▶ **待完成任务**:
a) 请将单细胞分选文段中从“傳統宏基因組學技術能夠揭示微”一直到“能菌基因組的靶向性深度研究。”的这一段一字不差地照录下来。
b) 根据单细胞分选文段,识别具有固氮功能的微生物时采用的是哪种同位素标记?

▶ **文段**:
# # # # #
傳統宏基因組學技術能夠揭示微生物群落的結構與功能,但難以準確闡釋個體、功能與基因的對應關系,特別是樣品中存在大量非目標序列干擾時。將可視化單細胞分選技術與穩定同位素拉曼光譜(SIP-Raman)、熒光原位雜交(FISH)等表型識別技術相結合,從群體中將具有目標表型的細胞精準識別并靶向分離出來,獲得的單細胞(或細胞群)經過全基因組擴增后,進行高通量測序,相較于傳統方法,能夠更準確地建立表型與基因型的關聯關系
-
表型靶向性篩選
-
單細胞基因分析
-
功能與基因精準對應
基于SIP-Raman-LIFT的功能表型靶向宏基因組方案
將穩定同位素(SIP)示蹤與拉曼光譜技術相結合,能夠在PRECI SCS-R300拉曼單細胞分選儀上,基于相關拉曼峰的位移,識別出具有抗生素耐藥性(D2O標記)、有機物降解(13C標記)、固氮(15N標記)等功能的微生物,并將其精準分離出來。后續采用MDA全基因組擴增與高通量測序,實現對功能菌基因組的靶向性深度研究。
# # # # #
[已存储的数据条目]
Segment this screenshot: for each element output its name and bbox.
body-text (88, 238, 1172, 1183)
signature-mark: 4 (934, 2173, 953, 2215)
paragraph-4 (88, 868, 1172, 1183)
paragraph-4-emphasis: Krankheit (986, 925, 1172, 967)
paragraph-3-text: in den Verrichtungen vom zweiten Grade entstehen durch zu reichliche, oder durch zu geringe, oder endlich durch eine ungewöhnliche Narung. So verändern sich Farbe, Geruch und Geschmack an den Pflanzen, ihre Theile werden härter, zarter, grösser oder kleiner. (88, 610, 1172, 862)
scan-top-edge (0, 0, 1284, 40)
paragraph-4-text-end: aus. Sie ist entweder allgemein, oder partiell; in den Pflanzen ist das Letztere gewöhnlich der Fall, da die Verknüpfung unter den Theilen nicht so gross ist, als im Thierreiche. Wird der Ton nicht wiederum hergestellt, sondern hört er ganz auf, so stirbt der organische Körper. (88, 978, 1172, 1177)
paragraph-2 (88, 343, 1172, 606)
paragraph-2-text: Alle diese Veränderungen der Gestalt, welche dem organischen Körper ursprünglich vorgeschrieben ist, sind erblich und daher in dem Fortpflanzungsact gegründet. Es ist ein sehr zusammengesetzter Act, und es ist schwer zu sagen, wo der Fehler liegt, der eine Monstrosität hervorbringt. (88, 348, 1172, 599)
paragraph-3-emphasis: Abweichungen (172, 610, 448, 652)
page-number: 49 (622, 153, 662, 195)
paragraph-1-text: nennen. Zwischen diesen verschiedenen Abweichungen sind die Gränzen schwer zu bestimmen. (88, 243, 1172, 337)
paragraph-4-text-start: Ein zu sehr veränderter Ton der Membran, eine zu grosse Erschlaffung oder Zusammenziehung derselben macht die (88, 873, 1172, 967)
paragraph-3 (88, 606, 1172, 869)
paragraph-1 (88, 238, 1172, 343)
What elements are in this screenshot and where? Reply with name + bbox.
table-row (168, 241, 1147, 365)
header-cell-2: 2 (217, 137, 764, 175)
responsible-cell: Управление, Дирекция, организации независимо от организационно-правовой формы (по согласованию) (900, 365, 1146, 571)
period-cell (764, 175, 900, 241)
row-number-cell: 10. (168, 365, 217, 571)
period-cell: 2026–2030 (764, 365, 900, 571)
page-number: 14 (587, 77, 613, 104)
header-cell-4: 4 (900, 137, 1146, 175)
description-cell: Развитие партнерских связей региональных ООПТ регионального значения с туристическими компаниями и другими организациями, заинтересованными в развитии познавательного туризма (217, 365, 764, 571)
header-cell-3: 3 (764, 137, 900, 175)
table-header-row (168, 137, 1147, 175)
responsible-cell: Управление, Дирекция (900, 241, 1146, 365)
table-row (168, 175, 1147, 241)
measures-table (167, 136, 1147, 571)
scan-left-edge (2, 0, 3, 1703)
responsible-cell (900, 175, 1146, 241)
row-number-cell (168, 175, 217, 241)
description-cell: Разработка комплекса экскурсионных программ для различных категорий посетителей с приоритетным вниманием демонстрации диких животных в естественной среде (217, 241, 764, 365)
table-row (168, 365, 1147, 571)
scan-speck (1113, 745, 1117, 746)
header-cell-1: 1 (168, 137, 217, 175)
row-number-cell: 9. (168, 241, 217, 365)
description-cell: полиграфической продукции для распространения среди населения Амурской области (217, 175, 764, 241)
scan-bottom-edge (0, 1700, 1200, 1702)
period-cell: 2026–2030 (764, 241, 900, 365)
# # # # #
▶ **练习答案**:
a)
傳統宏基因組學技術能夠揭示微生物群落的結構與功能,但難以準確闡釋個體、功能與基因的對應關系,特別是樣品中存在大量非目標序列干擾時。將可視化單細胞分選技術與穩定同位素拉曼光譜(SIP-Raman)、熒光原位雜交(FISH)等表型識別技術相結合,從群體中將具有目標表型的細胞精準識別并靶向分離出來,獲得的單細胞(或細胞群)經過全基因組擴增后,進行高通量測序,相較于傳統方法,能夠更準確地建立表型與基因型的關聯關系
-
表型靶向性篩選
-
單細胞基因分析
-
功能與基因精準對應
基于SIP-Raman-LIFT的功能表型靶向宏基因組方案
將穩定同位素(SIP)示蹤與拉曼光譜技術相結合,能夠在PRECI SCS-R300拉曼單細胞分選儀上,基于相關拉曼峰的位移,識別出具有抗生素耐藥性(D2O標記)、有機物降解(13C標記)、固氮(15N標記)等功能的微生物,并將其精準分離出來。后續采用MDA全基因組擴增與高通量測序,實現對功能菌基因組的靶向性深度研究。

b) 15N标记。